What this exercise asks:
1. Print the passage on phantom limbs from "FoundationalConceptsNeuroscience" to "so-called phantom limb.".
2. According to the passage on phantom limbs, which regions of the body map lie next to the arm region?

Text:

------------------------------------------------------------

FoundationalConceptsNeuroscience

(Steven Felgate) #1

An analogous process can happen in humans. Sometimes as a
result of accident or disease a person may lose an arm or leg. Often in
these circumstances the person will continue to feel the presence of
the amputated limb, as if it were still there, a so-called phantom limb.
What is happening? In a person with an amputated arm, the region of
parietal lobe that normally receives signals from the arm is no longer
getting that input. As in the mouse with the amputated whisker, these
neurons do not sit idle but form connections with the neurons in
the adjacent regions of the body map. For the arm, this would be the
shoulder area and the face area. Thus, any somatosensory input that
activates neurons in these adjacent areas would also spill over and
activate neurons in the arm area. This is likely to explain the feeling
of a phantom arm. Any vague stimulation of the face and shoulder
of the amputee (air currents, temperature changes, and the like) also
activates neurons that would have once received signals from the now
missing arm. This neural activation might then be experienced as
coming from the missing arm. As a result of neuroplastic reorganiza-
tion of the body map, a phantom arm is born. If we could ask a mouse
with an amputated whisker to tell us about its experience, it would
perhaps report the feeling of a phantom whisker.

------------------------------------------------------------

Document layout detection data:
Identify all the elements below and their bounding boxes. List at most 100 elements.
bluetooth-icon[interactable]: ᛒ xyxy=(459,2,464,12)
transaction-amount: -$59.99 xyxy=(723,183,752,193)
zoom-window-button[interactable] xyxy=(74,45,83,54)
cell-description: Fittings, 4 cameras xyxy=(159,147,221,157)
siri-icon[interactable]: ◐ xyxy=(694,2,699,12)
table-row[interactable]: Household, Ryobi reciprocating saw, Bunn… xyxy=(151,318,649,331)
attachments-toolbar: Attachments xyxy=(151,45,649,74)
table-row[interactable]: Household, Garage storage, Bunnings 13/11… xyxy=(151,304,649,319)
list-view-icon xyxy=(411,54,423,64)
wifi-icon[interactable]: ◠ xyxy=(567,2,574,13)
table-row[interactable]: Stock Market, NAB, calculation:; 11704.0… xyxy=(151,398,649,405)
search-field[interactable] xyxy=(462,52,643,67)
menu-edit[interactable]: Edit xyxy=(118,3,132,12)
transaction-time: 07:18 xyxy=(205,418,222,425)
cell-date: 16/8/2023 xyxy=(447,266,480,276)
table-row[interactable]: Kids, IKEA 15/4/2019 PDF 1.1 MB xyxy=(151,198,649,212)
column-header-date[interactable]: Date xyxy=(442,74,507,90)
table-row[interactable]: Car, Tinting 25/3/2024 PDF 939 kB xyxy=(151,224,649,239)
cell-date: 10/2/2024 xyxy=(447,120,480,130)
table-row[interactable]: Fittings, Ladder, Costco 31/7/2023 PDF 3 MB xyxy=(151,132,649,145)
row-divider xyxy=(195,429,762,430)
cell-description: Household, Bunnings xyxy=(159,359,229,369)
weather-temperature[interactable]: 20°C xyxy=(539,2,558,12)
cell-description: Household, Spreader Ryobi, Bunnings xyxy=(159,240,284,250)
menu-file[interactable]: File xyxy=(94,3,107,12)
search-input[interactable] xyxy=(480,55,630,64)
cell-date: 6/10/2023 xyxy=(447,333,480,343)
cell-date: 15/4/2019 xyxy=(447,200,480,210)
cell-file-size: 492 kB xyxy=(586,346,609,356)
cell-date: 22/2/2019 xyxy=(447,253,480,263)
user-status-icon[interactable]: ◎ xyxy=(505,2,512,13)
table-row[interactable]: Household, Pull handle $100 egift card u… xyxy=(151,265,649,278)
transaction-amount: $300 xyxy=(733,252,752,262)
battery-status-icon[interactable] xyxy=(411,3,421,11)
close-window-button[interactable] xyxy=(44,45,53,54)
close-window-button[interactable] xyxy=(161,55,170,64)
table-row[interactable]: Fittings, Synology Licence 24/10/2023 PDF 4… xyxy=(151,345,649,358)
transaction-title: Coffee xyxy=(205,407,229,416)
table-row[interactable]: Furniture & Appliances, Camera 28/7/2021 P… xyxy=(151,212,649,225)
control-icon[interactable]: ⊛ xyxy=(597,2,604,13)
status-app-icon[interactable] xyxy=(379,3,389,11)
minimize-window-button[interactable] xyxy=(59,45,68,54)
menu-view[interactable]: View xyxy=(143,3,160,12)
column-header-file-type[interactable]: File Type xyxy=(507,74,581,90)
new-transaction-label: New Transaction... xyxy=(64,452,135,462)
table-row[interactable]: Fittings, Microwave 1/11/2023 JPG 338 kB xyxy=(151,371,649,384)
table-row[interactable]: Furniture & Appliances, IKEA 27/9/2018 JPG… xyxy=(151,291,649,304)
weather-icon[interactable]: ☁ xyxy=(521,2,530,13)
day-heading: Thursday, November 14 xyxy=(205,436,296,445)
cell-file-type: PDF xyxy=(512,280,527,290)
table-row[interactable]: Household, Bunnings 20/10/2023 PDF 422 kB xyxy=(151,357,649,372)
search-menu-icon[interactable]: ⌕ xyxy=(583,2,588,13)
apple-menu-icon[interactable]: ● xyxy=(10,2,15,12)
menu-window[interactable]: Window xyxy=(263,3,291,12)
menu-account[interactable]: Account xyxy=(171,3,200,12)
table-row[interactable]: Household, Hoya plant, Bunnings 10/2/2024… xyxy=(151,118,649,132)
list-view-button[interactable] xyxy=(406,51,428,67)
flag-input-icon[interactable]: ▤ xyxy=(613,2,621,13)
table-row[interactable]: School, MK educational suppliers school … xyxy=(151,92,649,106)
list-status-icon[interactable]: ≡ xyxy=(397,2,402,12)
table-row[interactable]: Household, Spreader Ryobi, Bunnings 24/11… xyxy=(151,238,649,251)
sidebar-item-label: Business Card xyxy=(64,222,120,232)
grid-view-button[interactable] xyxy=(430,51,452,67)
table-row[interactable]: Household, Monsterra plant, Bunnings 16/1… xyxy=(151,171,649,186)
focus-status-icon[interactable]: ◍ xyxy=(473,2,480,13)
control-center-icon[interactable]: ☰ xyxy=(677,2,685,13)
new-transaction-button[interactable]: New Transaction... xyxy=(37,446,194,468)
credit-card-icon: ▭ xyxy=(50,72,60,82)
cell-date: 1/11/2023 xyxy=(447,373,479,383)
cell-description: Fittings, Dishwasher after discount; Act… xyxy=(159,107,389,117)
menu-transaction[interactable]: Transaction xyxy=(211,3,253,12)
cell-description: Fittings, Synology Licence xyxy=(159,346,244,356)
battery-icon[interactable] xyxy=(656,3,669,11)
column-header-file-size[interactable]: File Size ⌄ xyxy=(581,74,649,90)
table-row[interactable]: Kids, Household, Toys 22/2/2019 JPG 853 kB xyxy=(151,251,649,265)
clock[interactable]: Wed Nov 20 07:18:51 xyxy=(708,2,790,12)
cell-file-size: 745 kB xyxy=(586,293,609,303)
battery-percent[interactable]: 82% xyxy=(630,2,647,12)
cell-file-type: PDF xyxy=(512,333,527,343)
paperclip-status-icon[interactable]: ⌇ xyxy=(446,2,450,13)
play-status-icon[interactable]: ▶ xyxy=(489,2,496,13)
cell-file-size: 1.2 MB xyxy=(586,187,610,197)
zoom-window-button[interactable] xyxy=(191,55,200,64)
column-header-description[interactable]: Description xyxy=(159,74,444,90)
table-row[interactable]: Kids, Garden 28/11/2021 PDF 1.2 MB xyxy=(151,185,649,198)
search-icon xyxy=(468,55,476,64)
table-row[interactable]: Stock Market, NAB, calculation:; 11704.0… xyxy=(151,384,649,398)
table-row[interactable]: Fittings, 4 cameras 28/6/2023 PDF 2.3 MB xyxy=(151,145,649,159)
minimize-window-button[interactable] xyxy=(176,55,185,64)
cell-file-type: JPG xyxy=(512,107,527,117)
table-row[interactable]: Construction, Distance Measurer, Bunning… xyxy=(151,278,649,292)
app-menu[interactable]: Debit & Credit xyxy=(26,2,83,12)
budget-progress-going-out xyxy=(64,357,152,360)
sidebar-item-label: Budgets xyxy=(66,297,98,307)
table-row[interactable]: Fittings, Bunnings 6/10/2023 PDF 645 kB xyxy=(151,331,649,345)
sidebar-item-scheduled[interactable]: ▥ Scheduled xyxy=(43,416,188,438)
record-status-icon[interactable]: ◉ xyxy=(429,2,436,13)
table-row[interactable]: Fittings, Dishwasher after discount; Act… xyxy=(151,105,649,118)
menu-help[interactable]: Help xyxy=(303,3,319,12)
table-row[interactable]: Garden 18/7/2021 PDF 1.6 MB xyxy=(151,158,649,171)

------------------------------------------------------------

Answers by task:
1.
FoundationalConceptsNeuroscience

(Steven Felgate) #1

An analogous process can happen in humans. Sometimes as a
result of accident or disease a person may lose an arm or leg. Often in
these circumstances the person will continue to feel the presence of
the amputated limb, as if it were still there, a so-called phantom limb.

2. The shoulder area and the face area.